What needs to be done: Find all lines in the records that include the word "this", and copy them out.

========

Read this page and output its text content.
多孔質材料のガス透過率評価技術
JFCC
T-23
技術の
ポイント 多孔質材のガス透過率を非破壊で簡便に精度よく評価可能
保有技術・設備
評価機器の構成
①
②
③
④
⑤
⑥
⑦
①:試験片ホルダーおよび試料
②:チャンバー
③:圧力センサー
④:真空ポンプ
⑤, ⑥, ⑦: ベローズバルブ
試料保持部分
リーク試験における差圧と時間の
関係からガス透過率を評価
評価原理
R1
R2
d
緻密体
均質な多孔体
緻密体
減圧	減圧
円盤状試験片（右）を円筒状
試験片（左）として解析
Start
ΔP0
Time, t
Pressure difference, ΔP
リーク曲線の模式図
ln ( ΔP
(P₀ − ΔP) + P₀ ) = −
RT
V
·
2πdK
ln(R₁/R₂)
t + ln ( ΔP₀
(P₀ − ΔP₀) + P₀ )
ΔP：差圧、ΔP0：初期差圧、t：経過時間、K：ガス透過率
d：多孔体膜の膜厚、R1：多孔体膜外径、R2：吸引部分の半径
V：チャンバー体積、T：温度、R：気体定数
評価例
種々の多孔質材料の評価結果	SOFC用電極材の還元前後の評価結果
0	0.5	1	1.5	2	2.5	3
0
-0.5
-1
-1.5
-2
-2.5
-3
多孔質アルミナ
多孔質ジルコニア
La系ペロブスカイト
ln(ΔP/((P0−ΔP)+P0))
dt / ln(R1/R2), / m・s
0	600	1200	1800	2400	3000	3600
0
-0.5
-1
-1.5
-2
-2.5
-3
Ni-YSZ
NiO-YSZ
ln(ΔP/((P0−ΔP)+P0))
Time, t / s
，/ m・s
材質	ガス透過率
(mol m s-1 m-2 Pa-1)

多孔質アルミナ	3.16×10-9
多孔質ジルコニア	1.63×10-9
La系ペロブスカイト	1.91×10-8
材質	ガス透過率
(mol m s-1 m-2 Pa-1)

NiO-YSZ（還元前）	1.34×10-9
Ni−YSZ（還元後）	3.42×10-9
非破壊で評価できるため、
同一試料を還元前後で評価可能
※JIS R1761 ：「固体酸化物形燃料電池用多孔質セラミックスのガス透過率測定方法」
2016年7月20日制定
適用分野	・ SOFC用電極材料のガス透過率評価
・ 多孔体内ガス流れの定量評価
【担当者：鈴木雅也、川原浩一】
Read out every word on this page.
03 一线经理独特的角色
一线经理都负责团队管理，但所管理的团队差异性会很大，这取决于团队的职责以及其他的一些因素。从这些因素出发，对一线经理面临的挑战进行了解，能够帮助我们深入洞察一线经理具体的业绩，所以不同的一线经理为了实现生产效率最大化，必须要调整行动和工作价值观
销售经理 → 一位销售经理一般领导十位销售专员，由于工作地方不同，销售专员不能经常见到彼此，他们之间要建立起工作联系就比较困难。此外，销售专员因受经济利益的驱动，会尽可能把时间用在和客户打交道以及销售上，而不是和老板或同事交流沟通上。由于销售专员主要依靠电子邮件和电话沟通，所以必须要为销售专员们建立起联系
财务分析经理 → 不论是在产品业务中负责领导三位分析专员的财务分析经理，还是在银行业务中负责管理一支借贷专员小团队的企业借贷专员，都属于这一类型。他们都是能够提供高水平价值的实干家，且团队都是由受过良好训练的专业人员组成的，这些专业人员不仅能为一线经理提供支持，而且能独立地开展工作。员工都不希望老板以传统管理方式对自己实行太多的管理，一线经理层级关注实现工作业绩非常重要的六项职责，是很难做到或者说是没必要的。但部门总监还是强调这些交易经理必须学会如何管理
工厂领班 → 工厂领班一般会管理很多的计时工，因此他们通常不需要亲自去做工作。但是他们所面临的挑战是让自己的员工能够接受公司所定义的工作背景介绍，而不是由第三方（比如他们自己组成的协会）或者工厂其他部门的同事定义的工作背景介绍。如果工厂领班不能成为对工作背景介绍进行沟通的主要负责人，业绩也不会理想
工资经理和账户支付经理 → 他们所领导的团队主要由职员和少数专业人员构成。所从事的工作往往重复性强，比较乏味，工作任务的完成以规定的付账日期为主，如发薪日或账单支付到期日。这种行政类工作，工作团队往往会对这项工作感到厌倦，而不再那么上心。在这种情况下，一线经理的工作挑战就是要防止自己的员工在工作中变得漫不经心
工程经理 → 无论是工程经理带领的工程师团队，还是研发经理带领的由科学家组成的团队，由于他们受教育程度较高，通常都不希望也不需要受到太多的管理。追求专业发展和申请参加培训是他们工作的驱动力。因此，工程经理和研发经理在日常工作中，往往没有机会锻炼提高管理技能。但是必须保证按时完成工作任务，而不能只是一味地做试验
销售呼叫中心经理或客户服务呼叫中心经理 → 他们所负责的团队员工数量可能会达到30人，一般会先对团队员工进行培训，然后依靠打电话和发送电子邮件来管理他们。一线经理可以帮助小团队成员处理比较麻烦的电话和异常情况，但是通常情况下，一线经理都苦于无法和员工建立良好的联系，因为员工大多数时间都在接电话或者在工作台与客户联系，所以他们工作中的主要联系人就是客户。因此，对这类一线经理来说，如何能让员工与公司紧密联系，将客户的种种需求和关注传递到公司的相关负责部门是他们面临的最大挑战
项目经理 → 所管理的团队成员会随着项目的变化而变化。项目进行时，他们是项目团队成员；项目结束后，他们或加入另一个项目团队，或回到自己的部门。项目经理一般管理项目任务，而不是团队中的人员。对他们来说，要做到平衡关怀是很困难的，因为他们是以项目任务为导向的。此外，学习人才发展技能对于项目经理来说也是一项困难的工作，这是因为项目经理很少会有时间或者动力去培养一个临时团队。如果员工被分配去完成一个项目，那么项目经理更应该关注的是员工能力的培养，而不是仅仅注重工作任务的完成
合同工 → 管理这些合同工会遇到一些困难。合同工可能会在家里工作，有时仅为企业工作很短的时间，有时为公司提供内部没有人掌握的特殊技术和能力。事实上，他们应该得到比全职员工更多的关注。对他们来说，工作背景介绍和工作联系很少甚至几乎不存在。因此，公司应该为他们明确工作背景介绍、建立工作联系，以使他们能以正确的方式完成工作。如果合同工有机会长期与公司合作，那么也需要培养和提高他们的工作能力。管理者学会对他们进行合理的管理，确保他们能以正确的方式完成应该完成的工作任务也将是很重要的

========

Expected answer:
Read this page and output its text content.
Read out every word on this page.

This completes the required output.